- _Task brief_
Return the number of lines in which the word "using" appears; add nothing else.

Dataset items:
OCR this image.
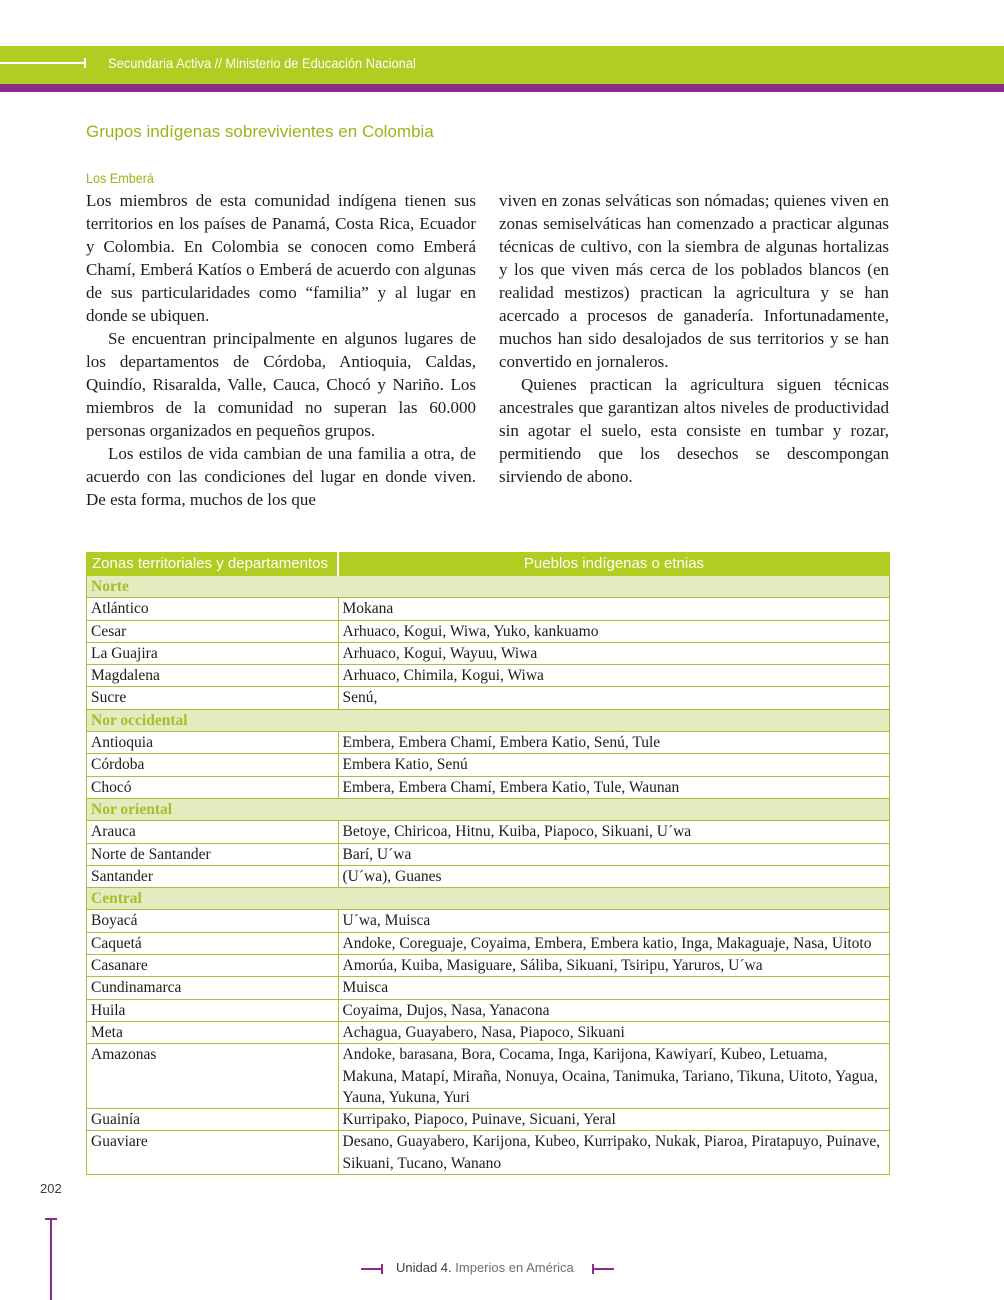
Secundaria Activa // Ministerio de Educación Nacional
Grupos indígenas sobrevivientes en Colombia
Los Emberá

Los miembros de esta comunidad indígena tienen sus territorios en los países de Panamá, Costa Rica, Ecuador y Colombia. En Colombia se conocen como Emberá Chamí, Emberá Katíos o Emberá de acuerdo con algunas de sus particularidades como “familia” y al lugar en donde se ubiquen.

Se encuentran principalmente en algunos lugares de los departamentos de Córdoba, Antioquia, Caldas, Quindío, Risaralda, Valle, Cauca, Chocó y Nariño. Los miembros de la comunidad no superan las 60.000 personas organizados en pequeños grupos.

Los estilos de vida cambian de una familia a otra, de acuerdo con las condiciones del lugar en donde viven. De esta forma, muchos de los que

viven en zonas selváticas son nómadas; quienes viven en zonas semiselváticas han comenzado a practicar algunas técnicas de cultivo, con la siembra de algunas hortalizas y los que viven más cerca de los poblados blancos (en realidad mestizos) practican la agricultura y se han acercado a procesos de ganadería. Infortunadamente, muchos han sido desalojados de sus territorios y se han convertido en jornaleros.

Quienes practican la agricultura siguen técnicas ancestrales que garantizan altos niveles de productividad sin agotar el suelo, esta consiste en tumbar y rozar, permitiendo que los desechos se descompongan sirviendo de abono.

Zonas territoriales y departamentos	Pueblos indígenas o etnias
Norte	
Atlántico	Mokana
Cesar	Arhuaco, Kogui, Wiwa, Yuko, kankuamo
La Guajira	Arhuaco, Kogui, Wayuu, Wiwa
Magdalena	Arhuaco, Chimila, Kogui, Wiwa
Sucre	Senú,
Nor occidental	
Antioquia	Embera, Embera Chamí, Embera Katio, Senú, Tule
Córdoba	Embera Katio, Senú
Chocó	Embera, Embera Chamí, Embera Katio, Tule, Waunan
Nor oriental	
Arauca	Betoye, Chiricoa, Hitnu, Kuiba, Piapoco, Sikuani, U´wa
Norte de Santander	Barí, U´wa
Santander	(U´wa), Guanes
Central	
Boyacá	U´wa, Muisca
Caquetá	Andoke, Coreguaje, Coyaima, Embera, Embera katio, Inga, Makaguaje, Nasa, Uitoto
Casanare	Amorúa, Kuiba, Masiguare, Sáliba, Sikuani, Tsiripu, Yaruros, U´wa
Cundinamarca	Muisca
Huila	Coyaima, Dujos, Nasa, Yanacona
Meta	Achagua, Guayabero, Nasa, Piapoco, Sikuani
Amazonas	Andoke, barasana, Bora, Cocama, Inga, Karijona, Kawiyarí, Kubeo, Letuama, Makuna, Matapí, Miraña, Nonuya, Ocaina, Tanimuka, Tariano, Tikuna, Uitoto, Yagua, Yauna, Yukuna, Yuri
Guainía	Kurripako, Piapoco, Puinave, Sicuani, Yeral
Guaviare	Desano, Guayabero, Karijona, Kubeo, Kurripako, Nukak, Piaroa, Piratapuyo, Puinave, Sikuani, Tucano, Wanano
202
Unidad 4. Imperios en América
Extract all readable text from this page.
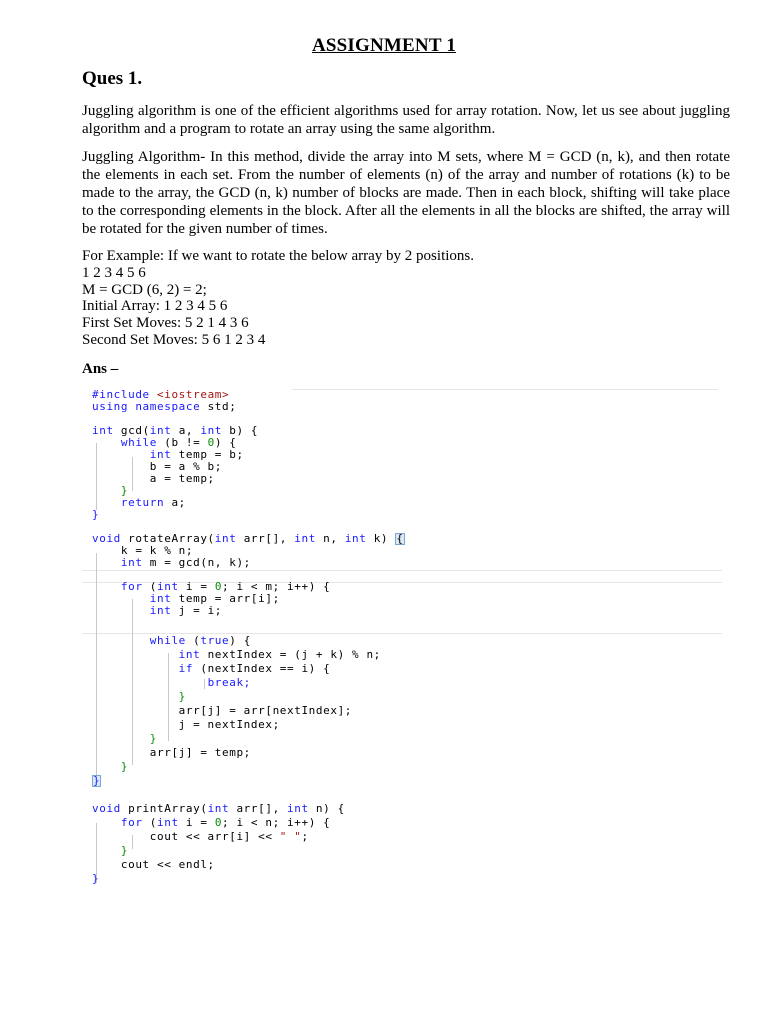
ASSIGNMENT 1
Ques 1.
Juggling algorithm is one of the efficient algorithms used for array rotation. Now, let us see about juggling algorithm and a program to rotate an array using the same algorithm.
Juggling Algorithm- In this method, divide the array into M sets, where M = GCD (n, k), and then rotate the elements in each set. From the number of elements (n) of the array and number of rotations (k) to be made to the array, the GCD (n, k) number of blocks are made. Then in each block, shifting will take place to the corresponding elements in the block. After all the elements in all the blocks are shifted, the array will be rotated for the given number of times.
For Example: If we want to rotate the below array by 2 positions.
1 2 3 4 5 6
M = GCD (6, 2) = 2;
Initial Array: 1 2 3 4 5 6
First Set Moves: 5 2 1 4 3 6
Second Set Moves: 5 6 1 2 3 4
Ans –
#include <iostream>
using namespace std;
int gcd(int a, int b) {
while (b != 0) {
int temp = b;
b = a % b;
a = temp;
}
return a;
}
void rotateArray(int arr[], int n, int k) {
k = k % n;
int m = gcd(n, k);
for (int i = 0; i < m; i++) {
int temp = arr[i];
int j = i;
while (true) {
int nextIndex = (j + k) % n;
if (nextIndex == i) {
break;
}
arr[j] = arr[nextIndex];
j = nextIndex;
}
arr[j] = temp;
}
}
void printArray(int arr[], int n) {
for (int i = 0; i < n; i++) {
cout << arr[i] << " ";
}
cout << endl;
}
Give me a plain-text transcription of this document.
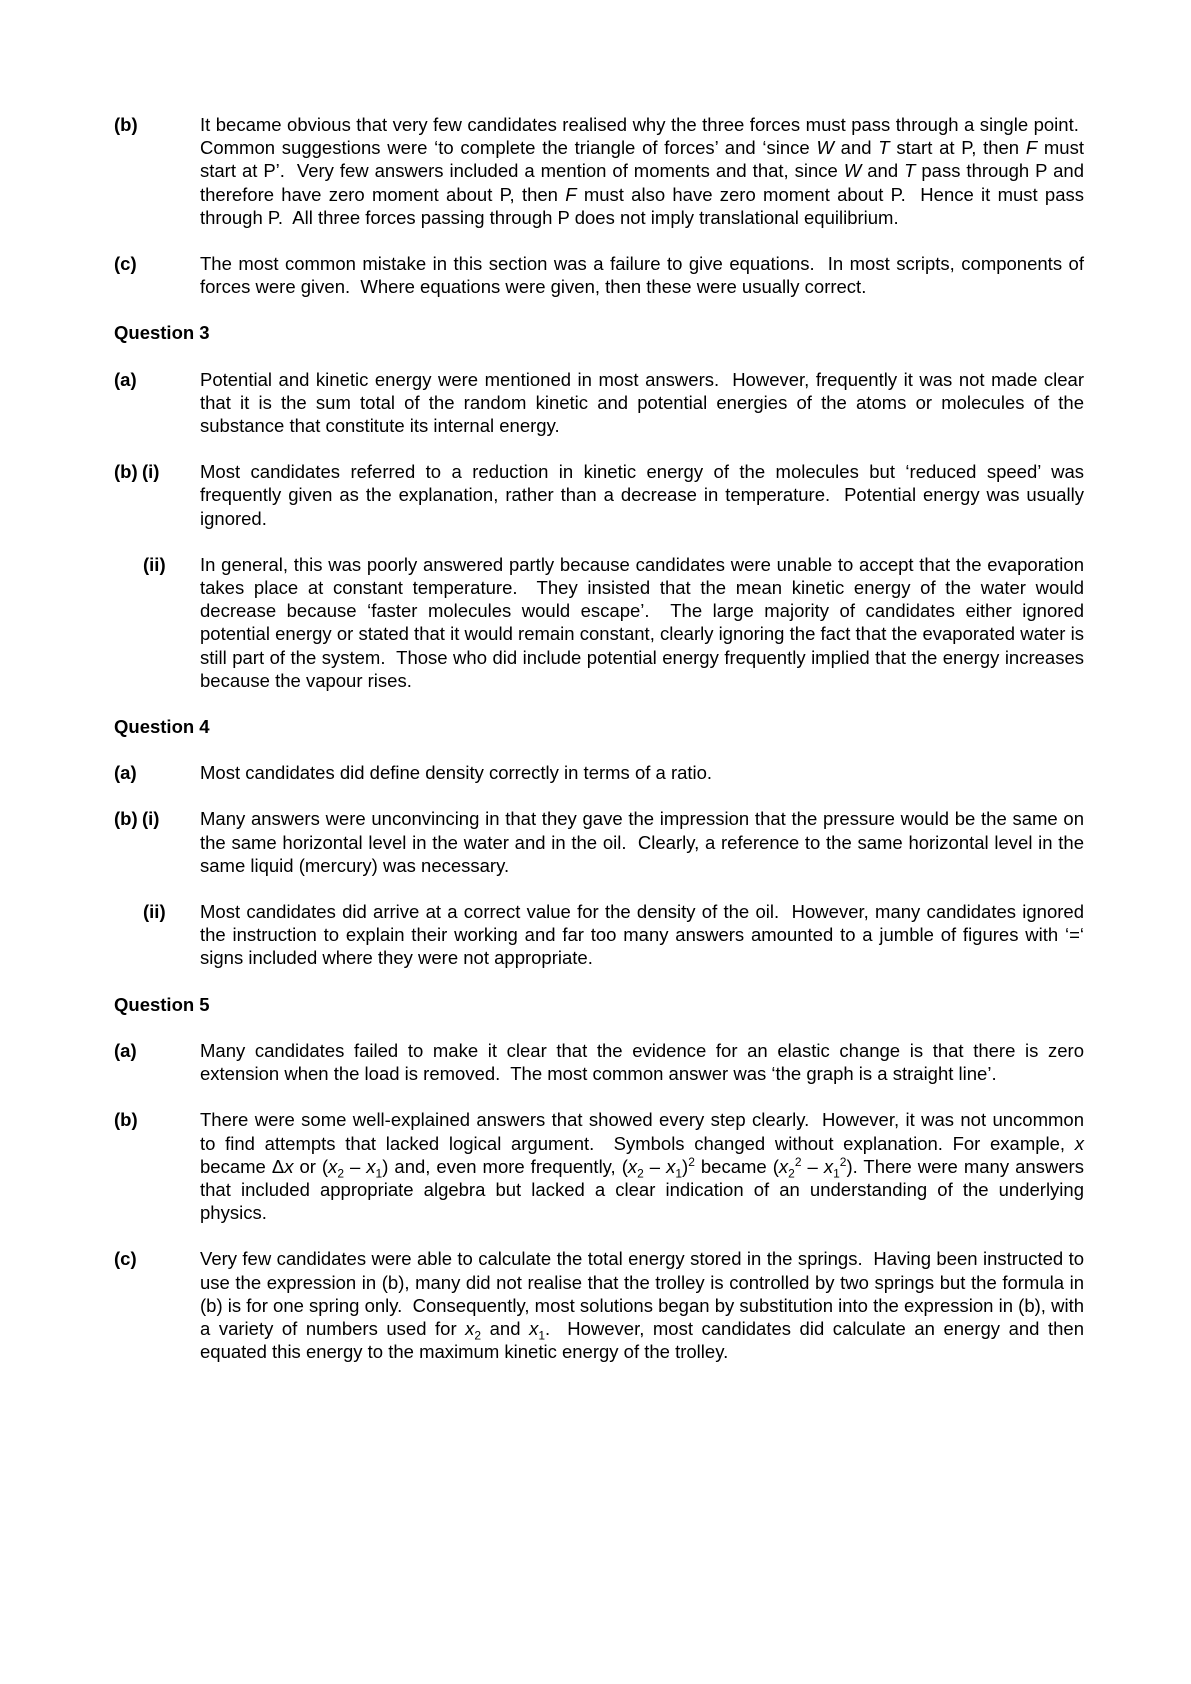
(b)	It became obvious that very few candidates realised why the three forces must pass through a single point.  Common suggestions were ‘to complete the triangle of forces’ and ‘since W and T start at P, then F must start at P’.  Very few answers included a mention of moments and that, since W and T pass through P and therefore have zero moment about P, then F must also have zero moment about P.  Hence it must pass through P.  All three forces passing through P does not imply translational equilibrium.
(c)	The most common mistake in this section was a failure to give equations.  In most scripts, components of forces were given.  Where equations were given, then these were usually correct.
Question 3
(a)	Potential and kinetic energy were mentioned in most answers.  However, frequently it was not made clear that it is the sum total of the random kinetic and potential energies of the atoms or molecules of the substance that constitute its internal energy.
(b) (i) Most candidates referred to a reduction in kinetic energy of the molecules but ‘reduced speed’ was frequently given as the explanation, rather than a decrease in temperature.  Potential energy was usually ignored.
(ii) In general, this was poorly answered partly because candidates were unable to accept that the evaporation takes place at constant temperature.  They insisted that the mean kinetic energy of the water would decrease because ‘faster molecules would escape’.  The large majority of candidates either ignored potential energy or stated that it would remain constant, clearly ignoring the fact that the evaporated water is still part of the system.  Those who did include potential energy frequently implied that the energy increases because the vapour rises.
Question 4
(a)	Most candidates did define density correctly in terms of a ratio.
(b) (i) Many answers were unconvincing in that they gave the impression that the pressure would be the same on the same horizontal level in the water and in the oil.  Clearly, a reference to the same horizontal level in the same liquid (mercury) was necessary.
(ii) Most candidates did arrive at a correct value for the density of the oil.  However, many candidates ignored the instruction to explain their working and far too many answers amounted to a jumble of figures with ‘=‘ signs included where they were not appropriate.
Question 5
(a)	Many candidates failed to make it clear that the evidence for an elastic change is that there is zero extension when the load is removed.  The most common answer was ‘the graph is a straight line’.
(b)	There were some well-explained answers that showed every step clearly.  However, it was not uncommon to find attempts that lacked logical argument.  Symbols changed without explanation. For example, x became Δx or $(x_2 - x_1)$ and, even more frequently, $(x_2 - x_1)^2$ became $(x_2^2 - x_1^2)$. There were many answers that included appropriate algebra but lacked a clear indication of an understanding of the underlying physics.
(c)	Very few candidates were able to calculate the total energy stored in the springs.  Having been instructed to use the expression in (b), many did not realise that the trolley is controlled by two springs but the formula in (b) is for one spring only.  Consequently, most solutions began by substitution into the expression in (b), with a variety of numbers used for $x_2$ and $x_1$.  However, most candidates did calculate an energy and then equated this energy to the maximum kinetic energy of the trolley.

- _Response to this task_
2